--- TASK DIRECTIONS ---
Copy out each line of the data that holds the word "occurence".

--- RECORD EXCERPTS ---
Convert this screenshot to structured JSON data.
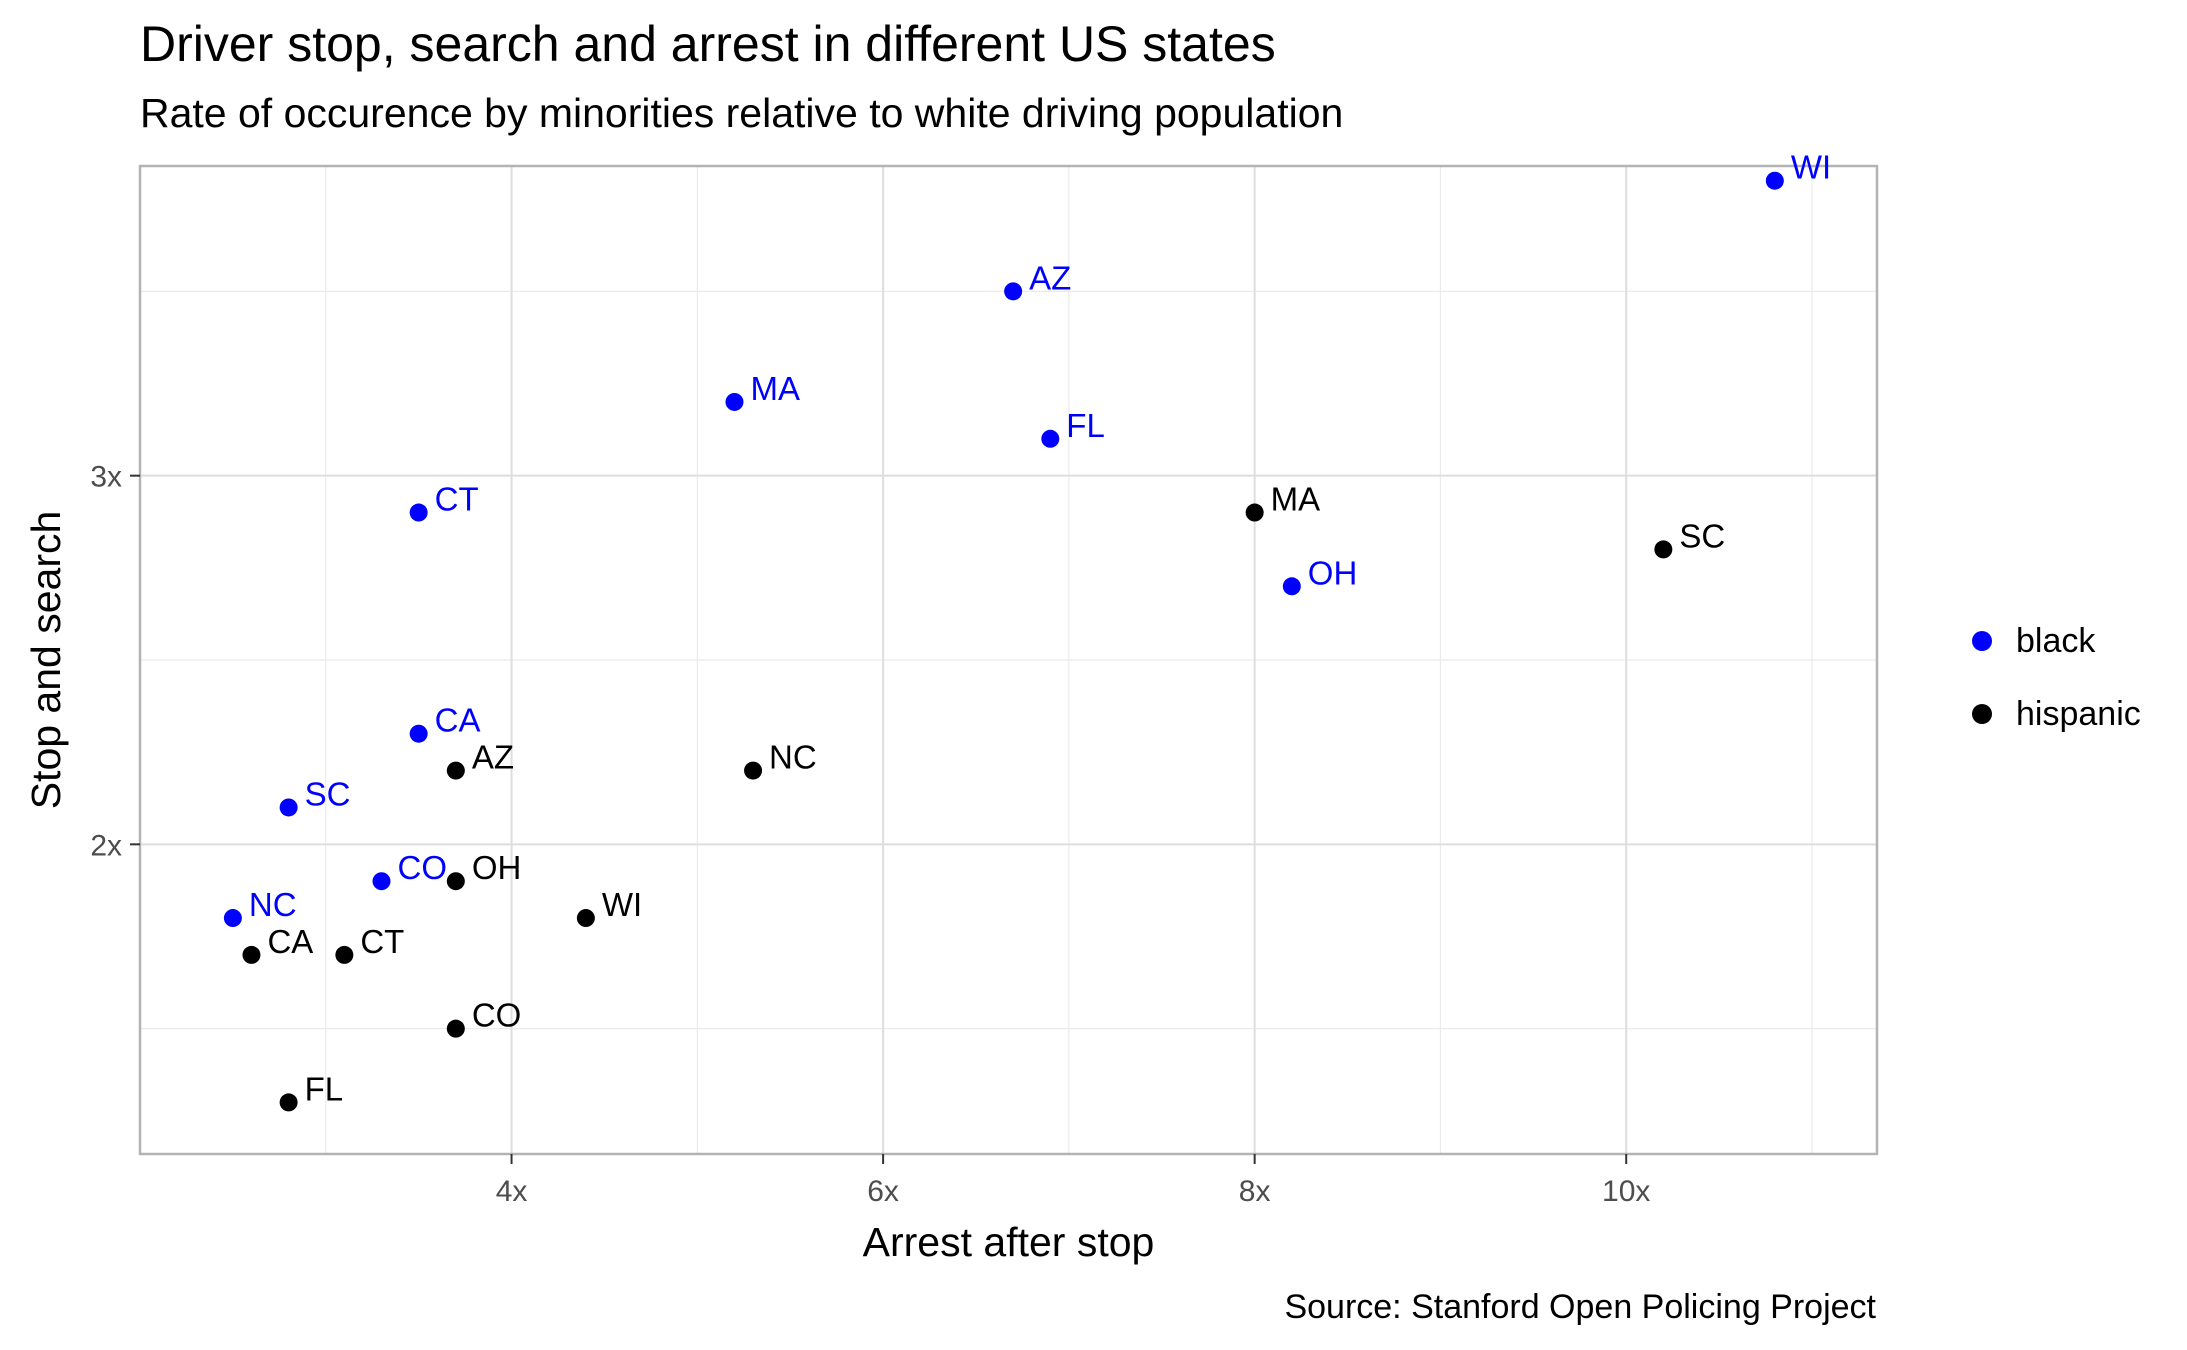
{
  "title": "Driver stop, search and arrest in different US states",
  "subtitle": "Rate of occurence by minorities relative to white driving population",
  "caption": "Source: Stanford Open Policing Project",
  "colors": {
    "black": "#0000ff",
    "hispanic": "#000000",
    "panel_border": "#b3b3b3",
    "grid": "#ebebeb",
    "tick_text": "#4d4d4d"
  },
  "legend": [
    {
      "key": "black",
      "label": "black",
      "color": "#0000ff"
    },
    {
      "key": "hispanic",
      "label": "hispanic",
      "color": "#000000"
    }
  ],
  "chart_data": {
    "type": "scatter",
    "title": "Driver stop, search and arrest in different US states",
    "subtitle": "Rate of occurence by minorities relative to white driving population",
    "xlabel": "Arrest after stop",
    "ylabel": "Stop and search",
    "xlim": [
      2.0,
      11.35
    ],
    "ylim": [
      1.16,
      3.84
    ],
    "x_ticks": [
      {
        "value": 4,
        "label": "4x"
      },
      {
        "value": 6,
        "label": "6x"
      },
      {
        "value": 8,
        "label": "8x"
      },
      {
        "value": 10,
        "label": "10x"
      }
    ],
    "y_ticks": [
      {
        "value": 2,
        "label": "2x"
      },
      {
        "value": 3,
        "label": "3x"
      }
    ],
    "grid": true,
    "legend_position": "right",
    "series": [
      {
        "name": "black",
        "color": "#0000ff",
        "points": [
          {
            "label": "WI",
            "x": 10.8,
            "y": 3.8
          },
          {
            "label": "AZ",
            "x": 6.7,
            "y": 3.5
          },
          {
            "label": "MA",
            "x": 5.2,
            "y": 3.2
          },
          {
            "label": "FL",
            "x": 6.9,
            "y": 3.1
          },
          {
            "label": "CT",
            "x": 3.5,
            "y": 2.9
          },
          {
            "label": "OH",
            "x": 8.2,
            "y": 2.7
          },
          {
            "label": "CA",
            "x": 3.5,
            "y": 2.3
          },
          {
            "label": "SC",
            "x": 2.8,
            "y": 2.1
          },
          {
            "label": "CO",
            "x": 3.3,
            "y": 1.9
          },
          {
            "label": "NC",
            "x": 2.5,
            "y": 1.8
          }
        ]
      },
      {
        "name": "hispanic",
        "color": "#000000",
        "points": [
          {
            "label": "MA",
            "x": 8.0,
            "y": 2.9
          },
          {
            "label": "SC",
            "x": 10.2,
            "y": 2.8
          },
          {
            "label": "AZ",
            "x": 3.7,
            "y": 2.2
          },
          {
            "label": "NC",
            "x": 5.3,
            "y": 2.2
          },
          {
            "label": "OH",
            "x": 3.7,
            "y": 1.9
          },
          {
            "label": "WI",
            "x": 4.4,
            "y": 1.8
          },
          {
            "label": "CA",
            "x": 2.6,
            "y": 1.7
          },
          {
            "label": "CT",
            "x": 3.1,
            "y": 1.7
          },
          {
            "label": "CO",
            "x": 3.7,
            "y": 1.5
          },
          {
            "label": "FL",
            "x": 2.8,
            "y": 1.3
          }
        ]
      }
    ]
  }
}
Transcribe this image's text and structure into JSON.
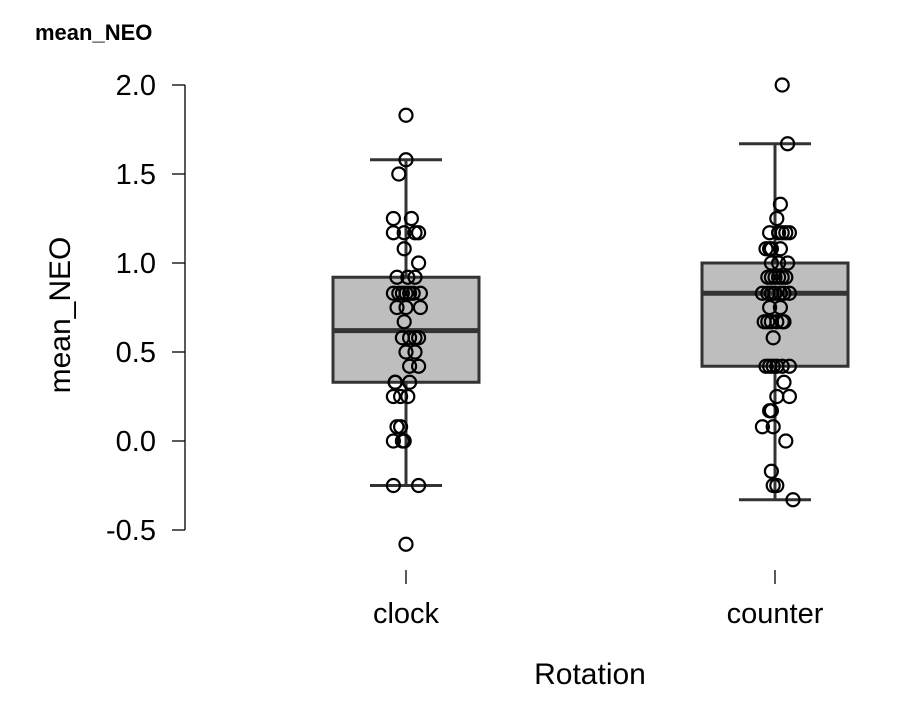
{
  "chart_data": {
    "type": "boxplot",
    "title": "mean_NEO",
    "xlabel": "Rotation",
    "ylabel": "mean_NEO",
    "ylim": [
      -0.5,
      2.0
    ],
    "yticks": [
      "2.0",
      "1.5",
      "1.0",
      "0.5",
      "0.0",
      "-0.5"
    ],
    "ytick_values": [
      2.0,
      1.5,
      1.0,
      0.5,
      0.0,
      -0.5
    ],
    "categories": [
      "clock",
      "counter"
    ],
    "grid": false,
    "box_fill": "#bebebe",
    "box_stroke": "#333333",
    "boxes": [
      {
        "category": "clock",
        "whisker_low": -0.25,
        "q1": 0.33,
        "median": 0.62,
        "q3": 0.92,
        "whisker_high": 1.58,
        "points": [
          [
            0.0,
            1.83
          ],
          [
            0.0,
            1.58
          ],
          [
            -0.04,
            1.5
          ],
          [
            -0.07,
            1.25
          ],
          [
            0.03,
            1.25
          ],
          [
            -0.07,
            1.17
          ],
          [
            -0.01,
            1.17
          ],
          [
            0.05,
            1.17
          ],
          [
            0.07,
            1.17
          ],
          [
            -0.01,
            1.08
          ],
          [
            0.07,
            1.0
          ],
          [
            -0.05,
            0.92
          ],
          [
            0.01,
            0.92
          ],
          [
            0.05,
            0.92
          ],
          [
            -0.07,
            0.83
          ],
          [
            -0.04,
            0.83
          ],
          [
            -0.02,
            0.83
          ],
          [
            0.0,
            0.83
          ],
          [
            0.02,
            0.83
          ],
          [
            0.04,
            0.83
          ],
          [
            0.08,
            0.83
          ],
          [
            -0.05,
            0.75
          ],
          [
            0.0,
            0.75
          ],
          [
            0.08,
            0.75
          ],
          [
            -0.01,
            0.67
          ],
          [
            -0.02,
            0.58
          ],
          [
            0.02,
            0.58
          ],
          [
            0.05,
            0.58
          ],
          [
            0.07,
            0.58
          ],
          [
            0.0,
            0.5
          ],
          [
            0.05,
            0.5
          ],
          [
            0.07,
            0.42
          ],
          [
            0.02,
            0.42
          ],
          [
            -0.06,
            0.33
          ],
          [
            -0.06,
            0.33
          ],
          [
            0.02,
            0.33
          ],
          [
            -0.07,
            0.25
          ],
          [
            -0.03,
            0.25
          ],
          [
            0.01,
            0.25
          ],
          [
            -0.05,
            0.08
          ],
          [
            -0.03,
            0.08
          ],
          [
            -0.07,
            0.0
          ],
          [
            -0.02,
            0.0
          ],
          [
            -0.01,
            0.0
          ],
          [
            -0.07,
            -0.25
          ],
          [
            0.07,
            -0.25
          ],
          [
            0.0,
            -0.58
          ]
        ]
      },
      {
        "category": "counter",
        "whisker_low": -0.33,
        "q1": 0.42,
        "median": 0.83,
        "q3": 1.0,
        "whisker_high": 1.67,
        "points": [
          [
            0.04,
            2.0
          ],
          [
            0.07,
            1.67
          ],
          [
            0.03,
            1.33
          ],
          [
            0.01,
            1.25
          ],
          [
            0.04,
            1.17
          ],
          [
            0.06,
            1.17
          ],
          [
            -0.03,
            1.17
          ],
          [
            0.02,
            1.17
          ],
          [
            0.08,
            1.17
          ],
          [
            -0.05,
            1.08
          ],
          [
            -0.03,
            1.08
          ],
          [
            -0.02,
            1.08
          ],
          [
            0.03,
            1.08
          ],
          [
            -0.02,
            1.0
          ],
          [
            0.02,
            1.0
          ],
          [
            0.07,
            1.0
          ],
          [
            -0.04,
            0.92
          ],
          [
            -0.02,
            0.92
          ],
          [
            0.0,
            0.92
          ],
          [
            0.02,
            0.92
          ],
          [
            0.04,
            0.92
          ],
          [
            0.06,
            0.92
          ],
          [
            -0.07,
            0.83
          ],
          [
            -0.04,
            0.83
          ],
          [
            -0.02,
            0.83
          ],
          [
            0.0,
            0.83
          ],
          [
            0.03,
            0.83
          ],
          [
            0.05,
            0.83
          ],
          [
            0.08,
            0.83
          ],
          [
            -0.03,
            0.75
          ],
          [
            0.03,
            0.75
          ],
          [
            -0.06,
            0.67
          ],
          [
            -0.04,
            0.67
          ],
          [
            -0.02,
            0.67
          ],
          [
            0.01,
            0.67
          ],
          [
            0.04,
            0.67
          ],
          [
            0.05,
            0.67
          ],
          [
            -0.01,
            0.58
          ],
          [
            -0.05,
            0.42
          ],
          [
            -0.03,
            0.42
          ],
          [
            -0.01,
            0.42
          ],
          [
            0.01,
            0.42
          ],
          [
            0.04,
            0.42
          ],
          [
            0.08,
            0.42
          ],
          [
            0.05,
            0.33
          ],
          [
            0.01,
            0.25
          ],
          [
            0.08,
            0.25
          ],
          [
            -0.03,
            0.17
          ],
          [
            -0.02,
            0.17
          ],
          [
            -0.07,
            0.08
          ],
          [
            -0.01,
            0.08
          ],
          [
            0.06,
            0.0
          ],
          [
            -0.02,
            -0.17
          ],
          [
            -0.01,
            -0.25
          ],
          [
            0.01,
            -0.25
          ],
          [
            0.1,
            -0.33
          ]
        ]
      }
    ]
  }
}
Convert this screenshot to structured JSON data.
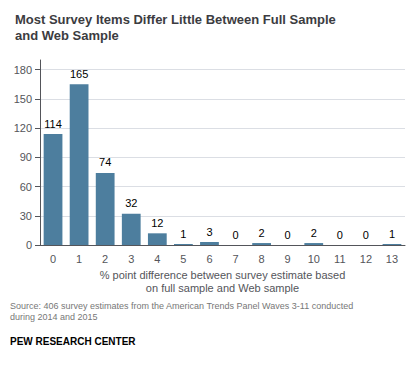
{
  "chart_data": {
    "type": "bar",
    "title": "Most Survey Items Differ Little Between Full Sample\nand Web Sample",
    "categories": [
      0,
      1,
      2,
      3,
      4,
      5,
      6,
      7,
      8,
      9,
      10,
      11,
      12,
      13
    ],
    "values": [
      114,
      165,
      74,
      32,
      12,
      1,
      3,
      0,
      2,
      0,
      2,
      0,
      0,
      1
    ],
    "color": "#4d7e9e",
    "xlabel": "% point difference between survey estimate based\non full sample and Web sample",
    "ylim": [
      0,
      190
    ],
    "yticks": [
      0,
      30,
      60,
      90,
      120,
      150,
      180
    ],
    "grid": true,
    "data_labels": true,
    "annotations": [
      "Source: 406 survey estimates from the American Trends Panel Waves 3-11 conducted\nduring 2014 and 2015",
      "PEW RESEARCH CENTER"
    ]
  }
}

--- REPLY TO THE EXERCISE ---
  "subtitle": "Rate of occurence by minorities relative to white driving population",
    "subtitle": "Rate of occurence by minorities relative to white driving population",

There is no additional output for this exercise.